Exercise description
All the data should be repeated exactly. Any image in it is left out.

[Stored records]
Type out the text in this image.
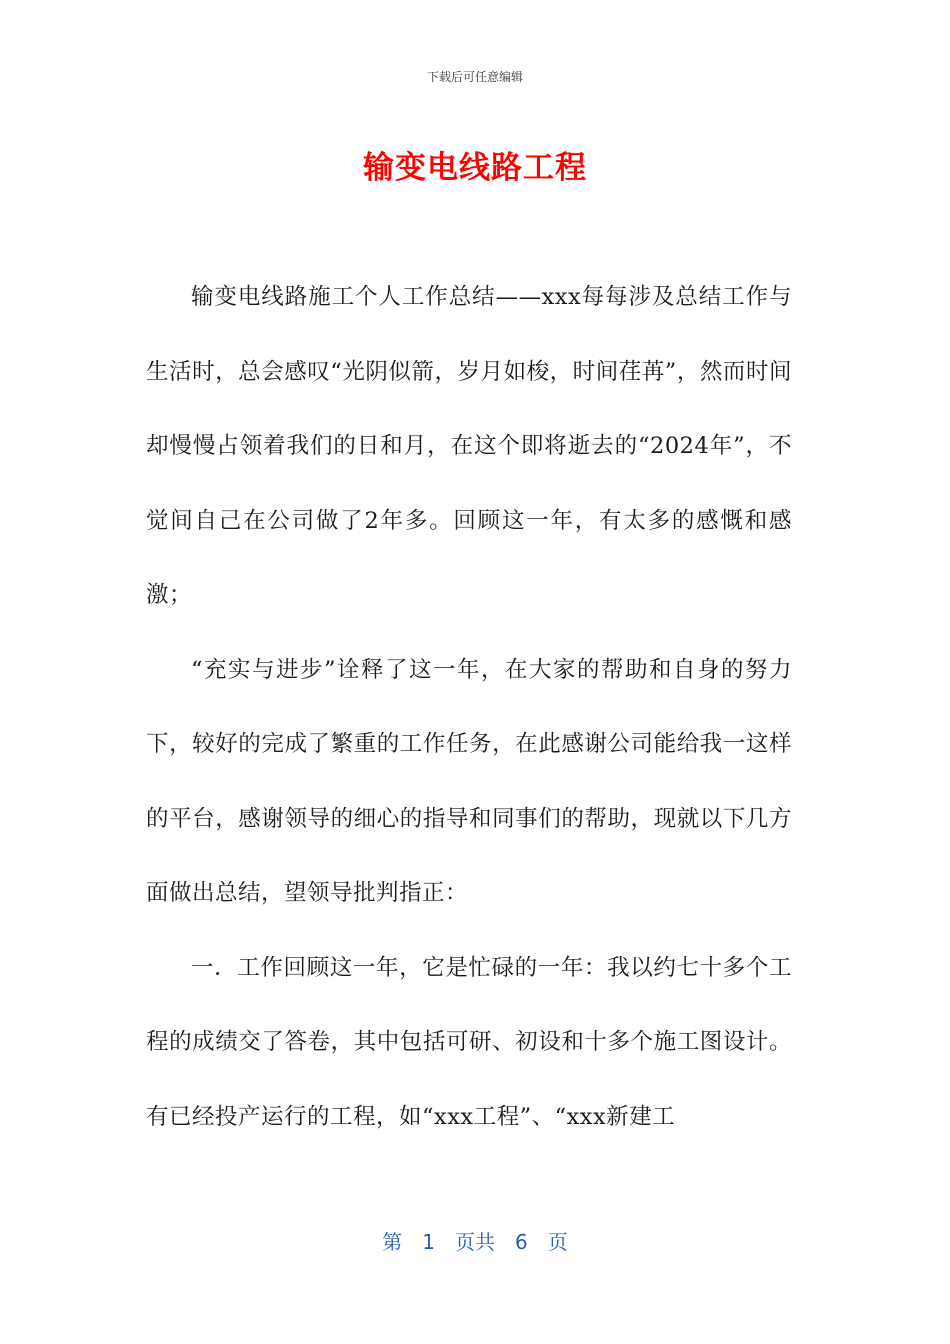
下载后可任意编辑
输变电线路工程

输变电线路施工个人工作总结——xxx每每涉及总结工作与生活时，总会感叹“光阴似箭，岁月如梭，时间荏苒”，然而时间却慢慢占领着我们的日和月，在这个即将逝去的“2024年”，不觉间自己在公司做了2年多。回顾这一年，有太多的感慨和感激；

“充实与进步”诠释了这一年，在大家的帮助和自身的努力下，较好的完成了繁重的工作任务，在此感谢公司能给我一这样的平台，感谢领导的细心的指导和同事们的帮助，现就以下几方面做出总结，望领导批判指正：

一．工作回顾这一年，它是忙碌的一年：我以约七十多个工程的成绩交了答卷，其中包括可研、初设和十多个施工图设计。有已经投产运行的工程，如“xxx工程”、“xxx新建工

第　1　页共　6　页
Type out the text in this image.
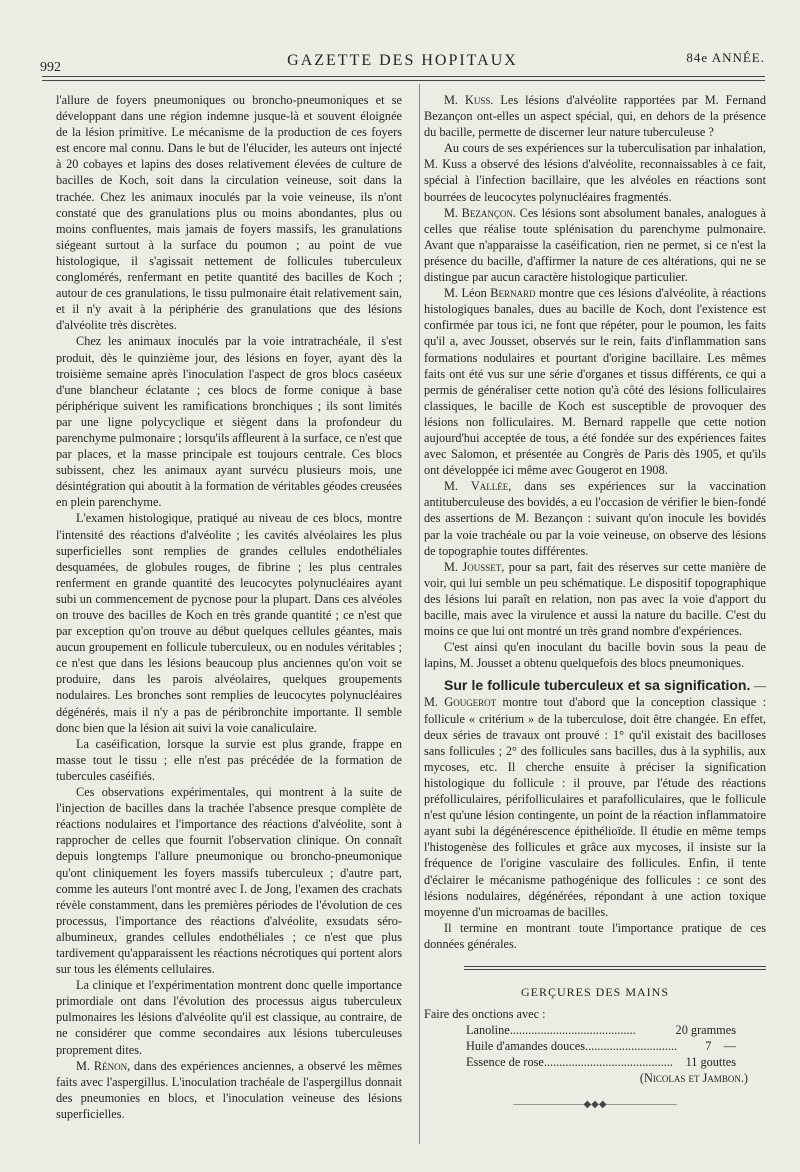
992	GAZETTE DES HOPITAUX	84e ANNÉE.

l'allure de foyers pneumoniques ou broncho-pneumoniques et se développant dans une région indemne jusque-là et souvent éloignée de la lésion primitive. Le mécanisme de la production de ces foyers est encore mal connu. Dans le but de l'élucider, les auteurs ont injecté à 20 cobayes et lapins des doses relativement élevées de culture de bacilles de Koch, soit dans la circulation veineuse, soit dans la trachée. Chez les animaux inoculés par la voie veineuse, ils n'ont constaté que des granulations plus ou moins abondantes, plus ou moins confluentes, mais jamais de foyers massifs, les granulations siégeant surtout à la surface du poumon ; au point de vue histologique, il s'agissait nettement de follicules tuberculeux conglomérés, renfermant en petite quantité des bacilles de Koch ; autour de ces granulations, le tissu pulmonaire était relativement sain, et il n'y avait à la périphérie des granulations que des lésions d'alvéolite très discrètes.

Chez les animaux inoculés par la voie intratrachéale, il s'est produit, dès le quinzième jour, des lésions en foyer, ayant dès la troisième semaine après l'inoculation l'aspect de gros blocs caséeux d'une blancheur éclatante ; ces blocs de forme conique à base périphérique suivent les ramifications bronchiques ; ils sont limités par une ligne polycyclique et siègent dans la profondeur du parenchyme pulmonaire ; lorsqu'ils affleurent à la surface, ce n'est que par places, et la masse principale est toujours centrale. Ces blocs subissent, chez les animaux ayant survécu plusieurs mois, une désintégration qui aboutit à la formation de véritables géodes creusées en plein parenchyme.

L'examen histologique, pratiqué au niveau de ces blocs, montre l'intensité des réactions d'alvéolite ; les cavités alvéolaires les plus superficielles sont remplies de grandes cellules endothéliales desquamées, de globules rouges, de fibrine ; les plus centrales renferment en grande quantité des leucocytes polynucléaires ayant subi un commencement de pycnose pour la plupart. Dans ces alvéoles on trouve des bacilles de Koch en très grande quantité ; ce n'est que par exception qu'on trouve au début quelques cellules géantes, mais aucun groupement en follicule tuberculeux, ou en nodules véritables ; ce n'est que dans les lésions beaucoup plus anciennes qu'on voit se produire, dans les parois alvéolaires, quelques groupements nodulaires. Les bronches sont remplies de leucocytes polynucléaires dégénérés, mais il n'y a pas de péribronchite importante. Il semble donc bien que la lésion ait suivi la voie canaliculaire.

La caséification, lorsque la survie est plus grande, frappe en masse tout le tissu ; elle n'est pas précédée de la formation de tubercules caséifiés.

Ces observations expérimentales, qui montrent à la suite de l'injection de bacilles dans la trachée l'absence presque complète de réactions nodulaires et l'importance des réactions d'alvéolite, sont à rapprocher de celles que fournit l'observation clinique. On connaît depuis longtemps l'allure pneumonique ou broncho-pneumonique qu'ont cliniquement les foyers massifs tuberculeux ; d'autre part, comme les auteurs l'ont montré avec I. de Jong, l'examen des crachats révèle constamment, dans les premières périodes de l'évolution de ces processus, l'importance des réactions d'alvéolite, exsudats séro-albumineux, grandes cellules endothéliales ; ce n'est que plus tardivement qu'apparaissent les réactions nécrotiques qui portent alors sur tous les éléments cellulaires.

La clinique et l'expérimentation montrent donc quelle importance primordiale ont dans l'évolution des processus aigus tuberculeux pulmonaires les lésions d'alvéolite qu'il est classique, au contraire, de ne considérer que comme secondaires aux lésions tuberculeuses proprement dites.

M. Rénon, dans des expériences anciennes, a observé les mêmes faits avec l'aspergillus. L'inoculation trachéale de l'aspergillus donnait des pneumonies en blocs, et l'inoculation veineuse des lésions superficielles.

M. Kuss. Les lésions d'alvéolite rapportées par M. Fernand Bezançon ont-elles un aspect spécial, qui, en dehors de la présence du bacille, permette de discerner leur nature tuberculeuse ?

Au cours de ses expériences sur la tuberculisation par inhalation, M. Kuss a observé des lésions d'alvéolite, reconnaissables à ce fait, spécial à l'infection bacillaire, que les alvéoles en réactions sont bourrées de leucocytes polynucléaires fragmentés.

M. Bezançon. Ces lésions sont absolument banales, analogues à celles que réalise toute splénisation du parenchyme pulmonaire. Avant que n'apparaisse la caséification, rien ne permet, si ce n'est la présence du bacille, d'affirmer la nature de ces altérations, qui ne se distingue par aucun caractère histologique particulier.

M. Léon Bernard montre que ces lésions d'alvéolite, à réactions histologiques banales, dues au bacille de Koch, dont l'existence est confirmée par tous ici, ne font que répéter, pour le poumon, les faits qu'il a, avec Jousset, observés sur le rein, faits d'inflammation sans formations nodulaires et pourtant d'origine bacillaire. Les mêmes faits ont été vus sur une série d'organes et tissus différents, ce qui a permis de généraliser cette notion qu'à côté des lésions folliculaires classiques, le bacille de Koch est susceptible de provoquer des lésions non folliculaires. M. Bernard rappelle que cette notion aujourd'hui acceptée de tous, a été fondée sur des expériences faites avec Salomon, et présentée au Congrès de Paris dès 1905, et qu'ils ont développée ici même avec Gougerot en 1908.

M. Vallée, dans ses expériences sur la vaccination antituberculeuse des bovidés, a eu l'occasion de vérifier le bien-fondé des assertions de M. Bezançon : suivant qu'on inocule les bovidés par la voie trachéale ou par la voie veineuse, on observe des lésions de topographie toutes différentes.

M. Jousset, pour sa part, fait des réserves sur cette manière de voir, qui lui semble un peu schématique. Le dispositif topographique des lésions lui paraît en relation, non pas avec la voie d'apport du bacille, mais avec la virulence et aussi la nature du bacille. C'est du moins ce que lui ont montré un très grand nombre d'expériences.

C'est ainsi qu'en inoculant du bacille bovin sous la peau de lapins, M. Jousset a obtenu quelquefois des blocs pneumoniques.

Sur le follicule tuberculeux et sa signification. — M. Gougerot montre tout d'abord que la conception classique : follicule « critérium » de la tuberculose, doit être changée. En effet, deux séries de travaux ont prouvé : 1° qu'il existait des bacilloses sans follicules ; 2° des follicules sans bacilles, dus à la syphilis, aux mycoses, etc. Il cherche ensuite à préciser la signification histologique du follicule : il prouve, par l'étude des réactions préfolliculaires, périfolliculaires et parafolliculaires, que le follicule n'est qu'une lésion contingente, un point de la réaction inflammatoire ayant subi la dégénérescence épithélioïde. Il étudie en même temps l'histogenèse des follicules et grâce aux mycoses, il insiste sur la fréquence de l'origine vasculaire des follicules. Enfin, il tente d'éclairer le mécanisme pathogénique des follicules : ce sont des lésions nodulaires, dégénérées, répondant à une action toxique moyenne d'un microamas de bacilles.

Il termine en montrant toute l'importance pratique de ces données générales.

GERÇURES DES MAINS

Faire des onctions avec :

Lanoline.........................................	20 grammes
Huile d'amandes douces..............................	7    —
Essence de rose..........................................	11 gouttes
(Nicolas et Jambon.)
———————◆◆◆———————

Solved problem
Type out the text in this image.
下载后可任意编辑
输变电线路工程

输变电线路施工个人工作总结——xxx每每涉及总结工作与生活时，总会感叹“光阴似箭，岁月如梭，时间荏苒”，然而时间却慢慢占领着我们的日和月，在这个即将逝去的“2024年”，不觉间自己在公司做了2年多。回顾这一年，有太多的感慨和感激；

“充实与进步”诠释了这一年，在大家的帮助和自身的努力下，较好的完成了繁重的工作任务，在此感谢公司能给我一这样的平台，感谢领导的细心的指导和同事们的帮助，现就以下几方面做出总结，望领导批判指正：

一．工作回顾这一年，它是忙碌的一年：我以约七十多个工程的成绩交了答卷，其中包括可研、初设和十多个施工图设计。有已经投产运行的工程，如“xxx工程”、“xxx新建工

第　1　页共　6　页
Type out the text in this image.
992	GAZETTE DES HOPITAUX	84e ANNÉE.

l'allure de foyers pneumoniques ou broncho-pneumoniques et se développant dans une région indemne jusque-là et souvent éloignée de la lésion primitive. Le mécanisme de la production de ces foyers est encore mal connu. Dans le but de l'élucider, les auteurs ont injecté à 20 cobayes et lapins des doses relativement élevées de culture de bacilles de Koch, soit dans la circulation veineuse, soit dans la trachée. Chez les animaux inoculés par la voie veineuse, ils n'ont constaté que des granulations plus ou moins abondantes, plus ou moins confluentes, mais jamais de foyers massifs, les granulations siégeant surtout à la surface du poumon ; au point de vue histologique, il s'agissait nettement de follicules tuberculeux conglomérés, renfermant en petite quantité des bacilles de Koch ; autour de ces granulations, le tissu pulmonaire était relativement sain, et il n'y avait à la périphérie des granulations que des lésions d'alvéolite très discrètes.

Chez les animaux inoculés par la voie intratrachéale, il s'est produit, dès le quinzième jour, des lésions en foyer, ayant dès la troisième semaine après l'inoculation l'aspect de gros blocs caséeux d'une blancheur éclatante ; ces blocs de forme conique à base périphérique suivent les ramifications bronchiques ; ils sont limités par une ligne polycyclique et siègent dans la profondeur du parenchyme pulmonaire ; lorsqu'ils affleurent à la surface, ce n'est que par places, et la masse principale est toujours centrale. Ces blocs subissent, chez les animaux ayant survécu plusieurs mois, une désintégration qui aboutit à la formation de véritables géodes creusées en plein parenchyme.

L'examen histologique, pratiqué au niveau de ces blocs, montre l'intensité des réactions d'alvéolite ; les cavités alvéolaires les plus superficielles sont remplies de grandes cellules endothéliales desquamées, de globules rouges, de fibrine ; les plus centrales renferment en grande quantité des leucocytes polynucléaires ayant subi un commencement de pycnose pour la plupart. Dans ces alvéoles on trouve des bacilles de Koch en très grande quantité ; ce n'est que par exception qu'on trouve au début quelques cellules géantes, mais aucun groupement en follicule tuberculeux, ou en nodules véritables ; ce n'est que dans les lésions beaucoup plus anciennes qu'on voit se produire, dans les parois alvéolaires, quelques groupements nodulaires. Les bronches sont remplies de leucocytes polynucléaires dégénérés, mais il n'y a pas de péribronchite importante. Il semble donc bien que la lésion ait suivi la voie canaliculaire.

La caséification, lorsque la survie est plus grande, frappe en masse tout le tissu ; elle n'est pas précédée de la formation de tubercules caséifiés.

Ces observations expérimentales, qui montrent à la suite de l'injection de bacilles dans la trachée l'absence presque complète de réactions nodulaires et l'importance des réactions d'alvéolite, sont à rapprocher de celles que fournit l'observation clinique. On connaît depuis longtemps l'allure pneumonique ou broncho-pneumonique qu'ont cliniquement les foyers massifs tuberculeux ; d'autre part, comme les auteurs l'ont montré avec I. de Jong, l'examen des crachats révèle constamment, dans les premières périodes de l'évolution de ces processus, l'importance des réactions d'alvéolite, exsudats séro-albumineux, grandes cellules endothéliales ; ce n'est que plus tardivement qu'apparaissent les réactions nécrotiques qui portent alors sur tous les éléments cellulaires.

La clinique et l'expérimentation montrent donc quelle importance primordiale ont dans l'évolution des processus aigus tuberculeux pulmonaires les lésions d'alvéolite qu'il est classique, au contraire, de ne considérer que comme secondaires aux lésions tuberculeuses proprement dites.

M. Rénon, dans des expériences anciennes, a observé les mêmes faits avec l'aspergillus. L'inoculation trachéale de l'aspergillus donnait des pneumonies en blocs, et l'inoculation veineuse des lésions superficielles.

M. Kuss. Les lésions d'alvéolite rapportées par M. Fernand Bezançon ont-elles un aspect spécial, qui, en dehors de la présence du bacille, permette de discerner leur nature tuberculeuse ?

Au cours de ses expériences sur la tuberculisation par inhalation, M. Kuss a observé des lésions d'alvéolite, reconnaissables à ce fait, spécial à l'infection bacillaire, que les alvéoles en réactions sont bourrées de leucocytes polynucléaires fragmentés.

M. Bezançon. Ces lésions sont absolument banales, analogues à celles que réalise toute splénisation du parenchyme pulmonaire. Avant que n'apparaisse la caséification, rien ne permet, si ce n'est la présence du bacille, d'affirmer la nature de ces altérations, qui ne se distingue par aucun caractère histologique particulier.

M. Léon Bernard montre que ces lésions d'alvéolite, à réactions histologiques banales, dues au bacille de Koch, dont l'existence est confirmée par tous ici, ne font que répéter, pour le poumon, les faits qu'il a, avec Jousset, observés sur le rein, faits d'inflammation sans formations nodulaires et pourtant d'origine bacillaire. Les mêmes faits ont été vus sur une série d'organes et tissus différents, ce qui a permis de généraliser cette notion qu'à côté des lésions folliculaires classiques, le bacille de Koch est susceptible de provoquer des lésions non folliculaires. M. Bernard rappelle que cette notion aujourd'hui acceptée de tous, a été fondée sur des expériences faites avec Salomon, et présentée au Congrès de Paris dès 1905, et qu'ils ont développée ici même avec Gougerot en 1908.

M. Vallée, dans ses expériences sur la vaccination antituberculeuse des bovidés, a eu l'occasion de vérifier le bien-fondé des assertions de M. Bezançon : suivant qu'on inocule les bovidés par la voie trachéale ou par la voie veineuse, on observe des lésions de topographie toutes différentes.

M. Jousset, pour sa part, fait des réserves sur cette manière de voir, qui lui semble un peu schématique. Le dispositif topographique des lésions lui paraît en relation, non pas avec la voie d'apport du bacille, mais avec la virulence et aussi la nature du bacille. C'est du moins ce que lui ont montré un très grand nombre d'expériences.

C'est ainsi qu'en inoculant du bacille bovin sous la peau de lapins, M. Jousset a obtenu quelquefois des blocs pneumoniques.

Sur le follicule tuberculeux et sa signification. — M. Gougerot montre tout d'abord que la conception classique : follicule « critérium » de la tuberculose, doit être changée. En effet, deux séries de travaux ont prouvé : 1° qu'il existait des bacilloses sans follicules ; 2° des follicules sans bacilles, dus à la syphilis, aux mycoses, etc. Il cherche ensuite à préciser la signification histologique du follicule : il prouve, par l'étude des réactions préfolliculaires, périfolliculaires et parafolliculaires, que le follicule n'est qu'une lésion contingente, un point de la réaction inflammatoire ayant subi la dégénérescence épithélioïde. Il étudie en même temps l'histogenèse des follicules et grâce aux mycoses, il insiste sur la fréquence de l'origine vasculaire des follicules. Enfin, il tente d'éclairer le mécanisme pathogénique des follicules : ce sont des lésions nodulaires, dégénérées, répondant à une action toxique moyenne d'un microamas de bacilles.

Il termine en montrant toute l'importance pratique de ces données générales.

GERÇURES DES MAINS

Faire des onctions avec :

Lanoline.........................................	20 grammes
Huile d'amandes douces..............................	7    —
Essence de rose..........................................	11 gouttes
(Nicolas et Jambon.)
———————◆◆◆———————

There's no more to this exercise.